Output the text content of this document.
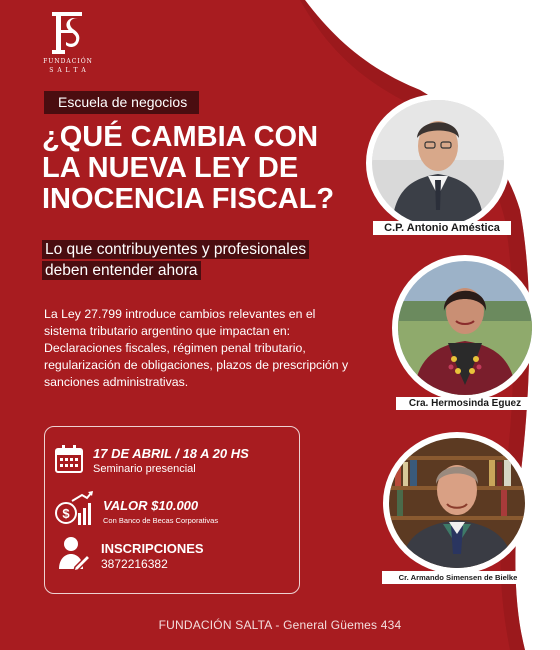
FUNDACIÓN
S A L T A
Escuela de negocios
¿QUÉ CAMBIA CON LA NUEVA LEY DE INOCENCIA FISCAL?
Lo que contribuyentes y profesionales
deben entender ahora
La Ley 27.799 introduce cambios relevantes en el sistema tributario argentino que impactan en: Declaraciones fiscales, régimen penal tributario, regularización de obligaciones, plazos de prescripción y sanciones administrativas.
17 DE ABRIL / 18 A 20 HS
Seminario presencial
$
VALOR $10.000
Con Banco de Becas Corporativas
INSCRIPCIONES
3872216382
C.P. Antonio Améstica
Cra. Hermosinda Eguez
Cr. Armando Simensen de Bielke
FUNDACIÓN SALTA - General Güemes 434
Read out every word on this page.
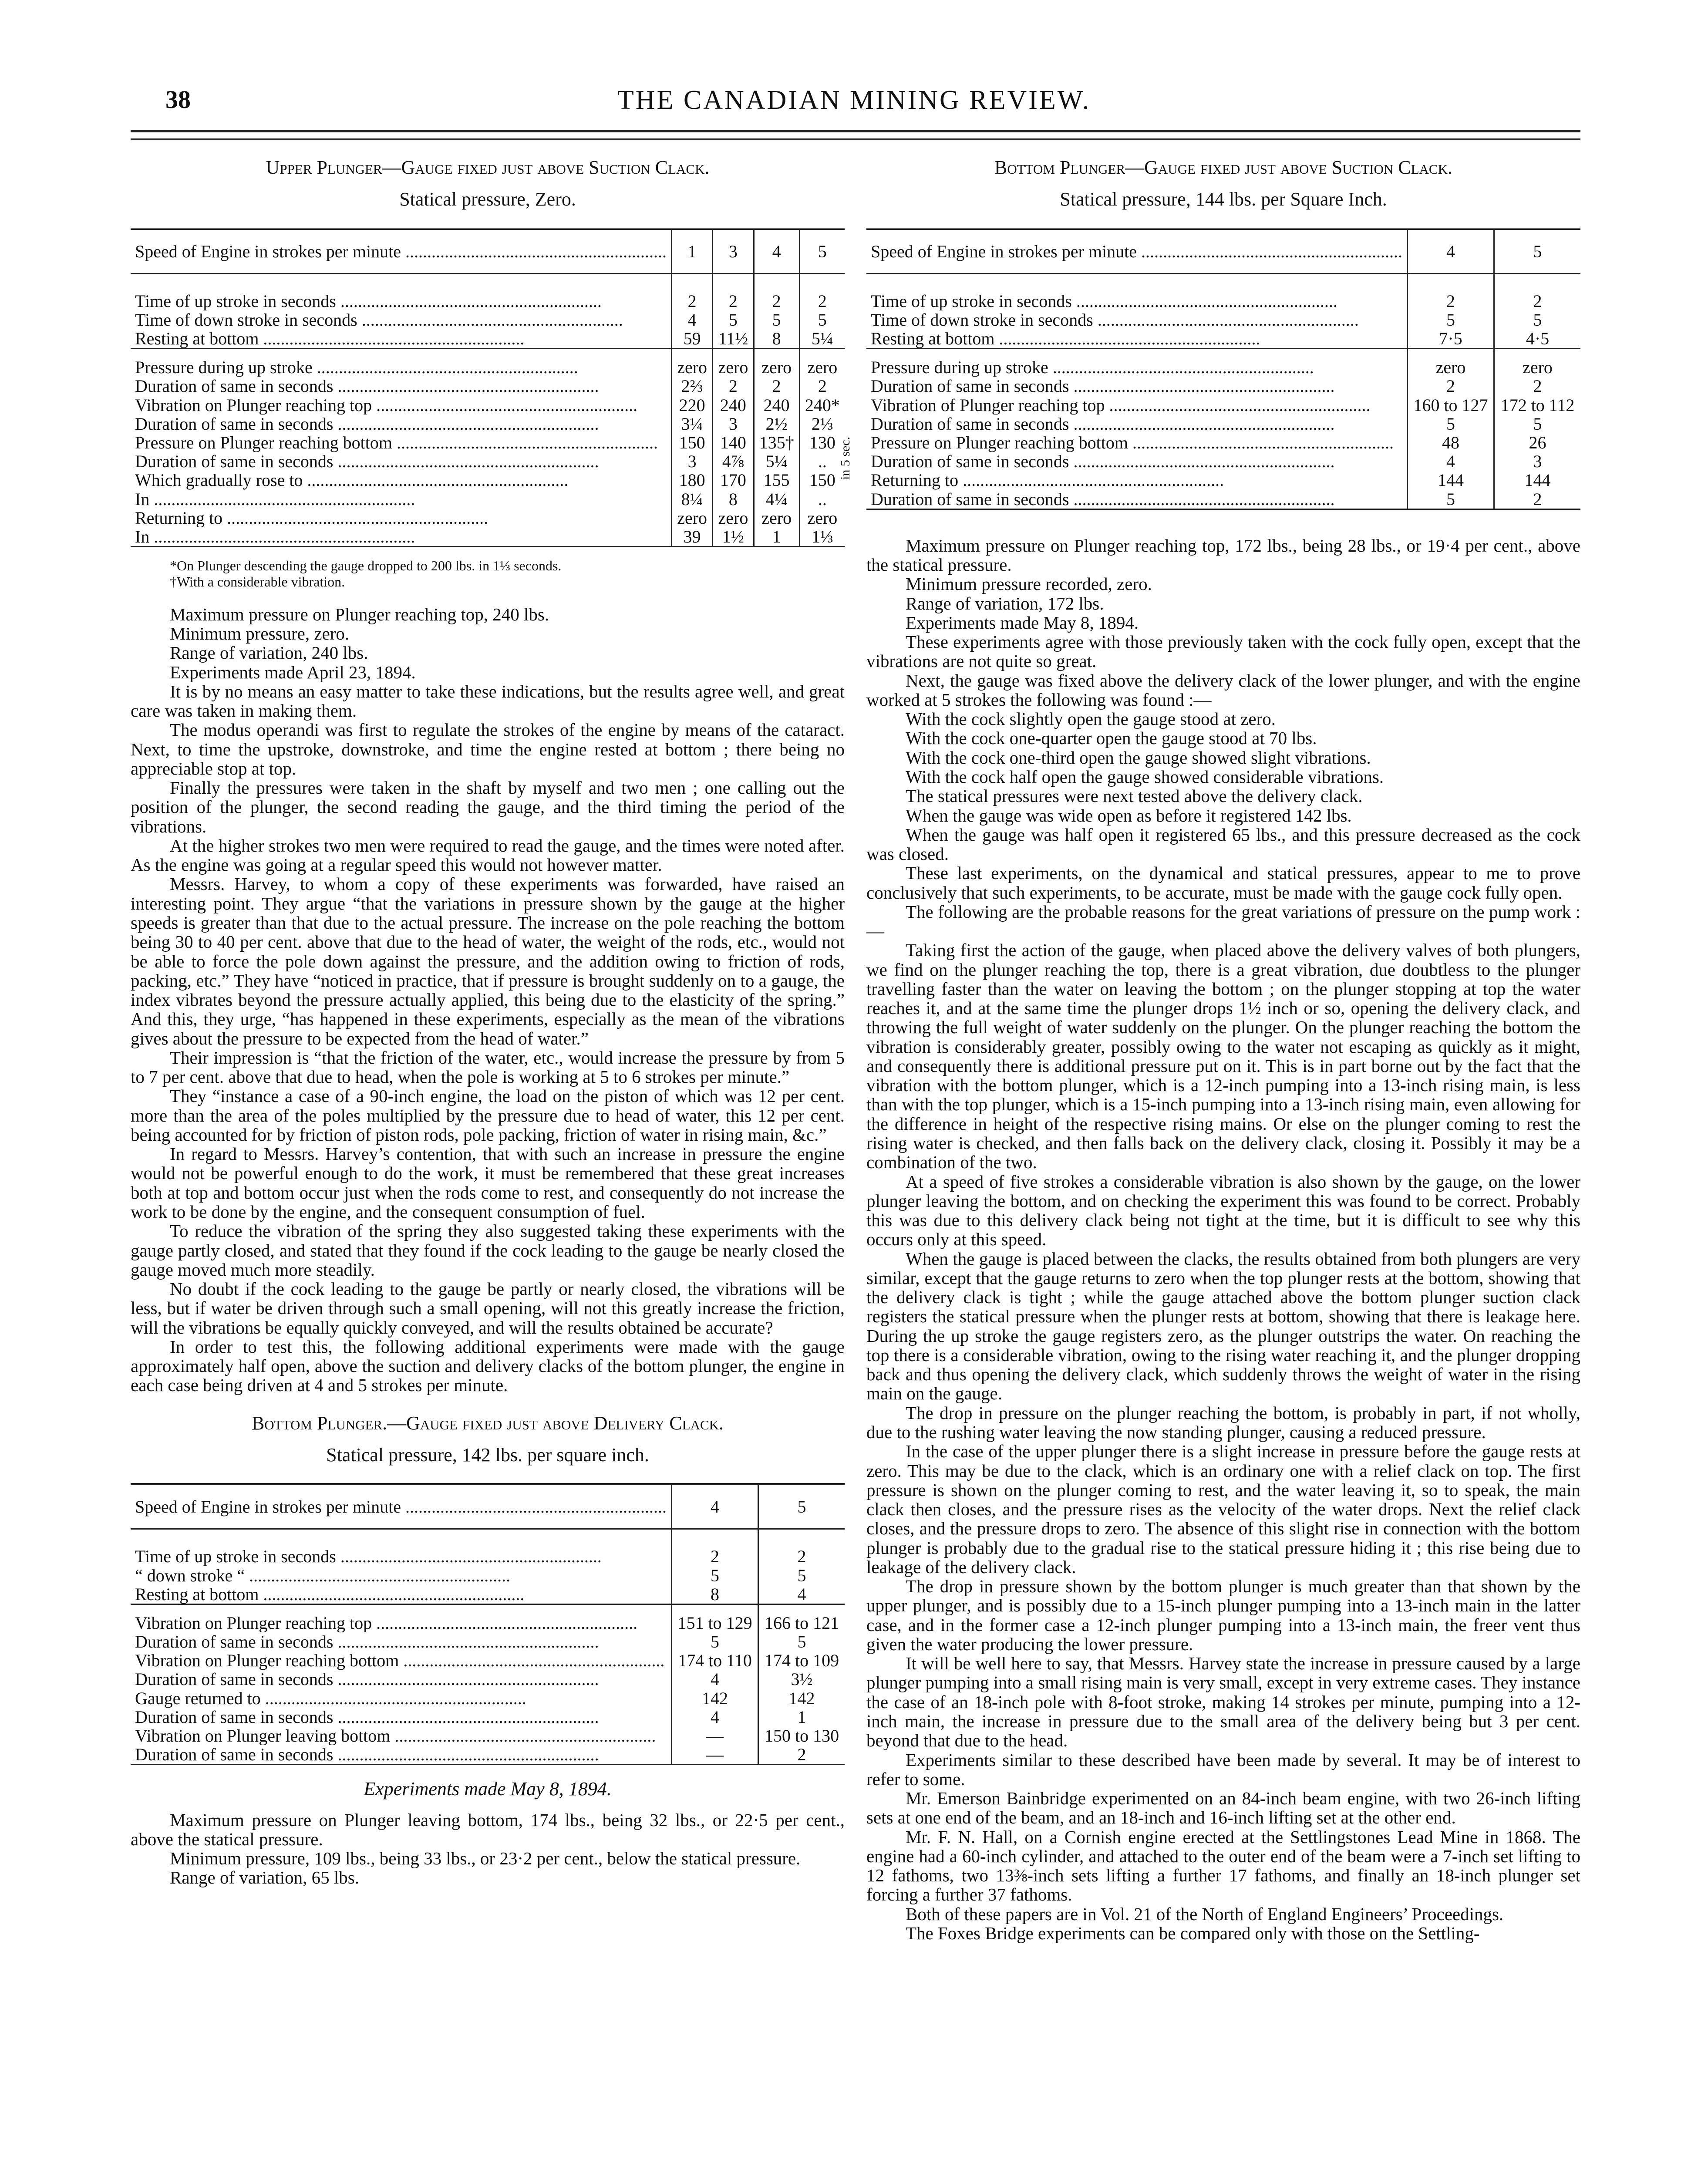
38	THE CANADIAN MINING REVIEW.
Upper Plunger—Gauge fixed just above Suction Clack.
Statical pressure, Zero.
Speed of Engine in strokes per minute ............................................................	1	3	4	5

Time of up stroke in seconds ............................................................	2	2	2	2
Time of down stroke in seconds ............................................................	4	5	5	5
Resting at bottom ............................................................	59	11½	8	5¼

Pressure during up stroke ............................................................	zero	zero	zero	zero
Duration of same in seconds ............................................................	2⅔	2	2	2
Vibration on Plunger reaching top ............................................................	220	240	240	240*
Duration of same in seconds ............................................................	3¼	3	2½	2⅓
in 5 sec.

Pressure on Plunger reaching bottom ............................................................	150	140	135†	130
Duration of same in seconds ............................................................	3	4⅞	5¼	..
Which gradually rose to ............................................................	180	170	155	150
In ............................................................	8¼	8	4¼	..
Returning to ............................................................	zero	zero	zero	zero
In ............................................................	39	1½	1	1⅓
*On Plunger descending the gauge dropped to 200 lbs. in 1⅓ seconds.
†With a considerable vibration.

Maximum pressure on Plunger reaching top, 240 lbs.

Minimum pressure, zero.

Range of variation, 240 lbs.

Experiments made April 23, 1894.

It is by no means an easy matter to take these indications, but the results agree well, and great care was taken in making them.

The modus operandi was first to regulate the strokes of the engine by means of the cataract. Next, to time the upstroke, downstroke, and time the engine rested at bottom ; there being no appreciable stop at top.

Finally the pressures were taken in the shaft by myself and two men ; one calling out the position of the plunger, the second reading the gauge, and the third timing the period of the vibrations.

At the higher strokes two men were required to read the gauge, and the times were noted after. As the engine was going at a regular speed this would not however matter.

Messrs. Harvey, to whom a copy of these experiments was forwarded, have raised an interesting point. They argue “that the variations in pressure shown by the gauge at the higher speeds is greater than that due to the actual pressure. The increase on the pole reaching the bottom being 30 to 40 per cent. above that due to the head of water, the weight of the rods, etc., would not be able to force the pole down against the pressure, and the addition owing to friction of rods, packing, etc.” They have “noticed in practice, that if pressure is brought suddenly on to a gauge, the index vibrates beyond the pressure actually applied, this being due to the elasticity of the spring.” And this, they urge, “has happened in these experiments, especially as the mean of the vibrations gives about the pressure to be expected from the head of water.”

Their impression is “that the friction of the water, etc., would increase the pressure by from 5 to 7 per cent. above that due to head, when the pole is working at 5 to 6 strokes per minute.”

They “instance a case of a 90-inch engine, the load on the piston of which was 12 per cent. more than the area of the poles multiplied by the pressure due to head of water, this 12 per cent. being accounted for by friction of piston rods, pole packing, friction of water in rising main, &c.”

In regard to Messrs. Harvey’s contention, that with such an increase in pressure the engine would not be powerful enough to do the work, it must be remembered that these great increases both at top and bottom occur just when the rods come to rest, and consequently do not increase the work to be done by the engine, and the consequent consumption of fuel.

To reduce the vibration of the spring they also suggested taking these experiments with the gauge partly closed, and stated that they found if the cock leading to the gauge be nearly closed the gauge moved much more steadily.

No doubt if the cock leading to the gauge be partly or nearly closed, the vibrations will be less, but if water be driven through such a small opening, will not this greatly increase the friction, will the vibrations be equally quickly conveyed, and will the results obtained be accurate?

In order to test this, the following additional experiments were made with the gauge approximately half open, above the suction and delivery clacks of the bottom plunger, the engine in each case being driven at 4 and 5 strokes per minute.

Bottom Plunger.—Gauge fixed just above Delivery Clack.
Statical pressure, 142 lbs. per square inch.
Speed of Engine in strokes per minute ............................................................	4	5

Time of up stroke in seconds ............................................................	2	2
“ down stroke “ ............................................................	5	5
Resting at bottom ............................................................	8	4

Vibration on Plunger reaching top ............................................................	151 to 129	166 to 121
Duration of same in seconds ............................................................	5	5
Vibration on Plunger reaching bottom ............................................................	174 to 110	174 to 109
Duration of same in seconds ............................................................	4	3½
Gauge returned to ............................................................	142	142
Duration of same in seconds ............................................................	4	1
Vibration on Plunger leaving bottom ............................................................	—	150 to 130
Duration of same in seconds ............................................................	—	2
Experiments made May 8, 1894.

Maximum pressure on Plunger leaving bottom, 174 lbs., being 32 lbs., or 22·5 per cent., above the statical pressure.

Minimum pressure, 109 lbs., being 33 lbs., or 23·2 per cent., below the statical pressure.

Range of variation, 65 lbs.

Bottom Plunger—Gauge fixed just above Suction Clack.
Statical pressure, 144 lbs. per Square Inch.
Speed of Engine in strokes per minute ............................................................	4	5

Time of up stroke in seconds ............................................................	2	2
Time of down stroke in seconds ............................................................	5	5
Resting at bottom ............................................................	7·5	4·5

Pressure during up stroke ............................................................	zero	zero
Duration of same in seconds ............................................................	2	2
Vibration of Plunger reaching top ............................................................	160 to 127	172 to 112
Duration of same in seconds ............................................................	5	5
Pressure on Plunger reaching bottom ............................................................	48	26
Duration of same in seconds ............................................................	4	3
Returning to ............................................................	144	144
Duration of same in seconds ............................................................	5	2

Maximum pressure on Plunger reaching top, 172 lbs., being 28 lbs., or 19·4 per cent., above the statical pressure.

Minimum pressure recorded, zero.

Range of variation, 172 lbs.

Experiments made May 8, 1894.

These experiments agree with those previously taken with the cock fully open, except that the vibrations are not quite so great.

Next, the gauge was fixed above the delivery clack of the lower plunger, and with the engine worked at 5 strokes the following was found :—

With the cock slightly open the gauge stood at zero.

With the cock one-quarter open the gauge stood at 70 lbs.

With the cock one-third open the gauge showed slight vibrations.

With the cock half open the gauge showed considerable vibrations.

The statical pressures were next tested above the delivery clack.

When the gauge was wide open as before it registered 142 lbs.

When the gauge was half open it registered 65 lbs., and this pressure decreased as the cock was closed.

These last experiments, on the dynamical and statical pressures, appear to me to prove conclusively that such experiments, to be accurate, must be made with the gauge cock fully open.

The following are the probable reasons for the great variations of pressure on the pump work :—

Taking first the action of the gauge, when placed above the delivery valves of both plungers, we find on the plunger reaching the top, there is a great vibration, due doubtless to the plunger travelling faster than the water on leaving the bottom ; on the plunger stopping at top the water reaches it, and at the same time the plunger drops 1½ inch or so, opening the delivery clack, and throwing the full weight of water suddenly on the plunger. On the plunger reaching the bottom the vibration is considerably greater, possibly owing to the water not escaping as quickly as it might, and consequently there is additional pressure put on it. This is in part borne out by the fact that the vibration with the bottom plunger, which is a 12-inch pumping into a 13-inch rising main, is less than with the top plunger, which is a 15-inch pumping into a 13-inch rising main, even allowing for the difference in height of the respective rising mains. Or else on the plunger coming to rest the rising water is checked, and then falls back on the delivery clack, closing it. Possibly it may be a combination of the two.

At a speed of five strokes a considerable vibration is also shown by the gauge, on the lower plunger leaving the bottom, and on checking the experiment this was found to be correct. Probably this was due to this delivery clack being not tight at the time, but it is difficult to see why this occurs only at this speed.

When the gauge is placed between the clacks, the results obtained from both plungers are very similar, except that the gauge returns to zero when the top plunger rests at the bottom, showing that the delivery clack is tight ; while the gauge attached above the bottom plunger suction clack registers the statical pressure when the plunger rests at bottom, showing that there is leakage here. During the up stroke the gauge registers zero, as the plunger outstrips the water. On reaching the top there is a considerable vibration, owing to the rising water reaching it, and the plunger dropping back and thus opening the delivery clack, which suddenly throws the weight of water in the rising main on the gauge.

The drop in pressure on the plunger reaching the bottom, is probably in part, if not wholly, due to the rushing water leaving the now standing plunger, causing a reduced pressure.

In the case of the upper plunger there is a slight increase in pressure before the gauge rests at zero. This may be due to the clack, which is an ordinary one with a relief clack on top. The first pressure is shown on the plunger coming to rest, and the water leaving it, so to speak, the main clack then closes, and the pressure rises as the velocity of the water drops. Next the relief clack closes, and the pressure drops to zero. The absence of this slight rise in connection with the bottom plunger is probably due to the gradual rise to the statical pressure hiding it ; this rise being due to leakage of the delivery clack.

The drop in pressure shown by the bottom plunger is much greater than that shown by the upper plunger, and is possibly due to a 15-inch plunger pumping into a 13-inch main in the latter case, and in the former case a 12-inch plunger pumping into a 13-inch main, the freer vent thus given the water producing the lower pressure.

It will be well here to say, that Messrs. Harvey state the increase in pressure caused by a large plunger pumping into a small rising main is very small, except in very extreme cases. They instance the case of an 18-inch pole with 8-foot stroke, making 14 strokes per minute, pumping into a 12-inch main, the increase in pressure due to the small area of the delivery being but 3 per cent. beyond that due to the head.

Experiments similar to these described have been made by several. It may be of interest to refer to some.

Mr. Emerson Bainbridge experimented on an 84-inch beam engine, with two 26-inch lifting sets at one end of the beam, and an 18-inch and 16-inch lifting set at the other end.

Mr. F. N. Hall, on a Cornish engine erected at the Settlingstones Lead Mine in 1868. The engine had a 60-inch cylinder, and attached to the outer end of the beam were a 7-inch set lifting to 12 fathoms, two 13⅜-inch sets lifting a further 17 fathoms, and finally an 18-inch plunger set forcing a further 37 fathoms.

Both of these papers are in Vol. 21 of the North of England Engineers’ Proceedings.

The Foxes Bridge experiments can be compared only with those on the Settling-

--

WRITTEN TASK:
From the data, list each line in which the string "fully" appears.

EXERCISE RESPONSE:
These experiments agree with those previously taken with the cock fully open, except that the vibrations are not quite so great.
These last experiments, on the dynamical and statical pressures, appear to me to prove conclusively that such experiments, to be accurate, must be made with the gauge cock fully open.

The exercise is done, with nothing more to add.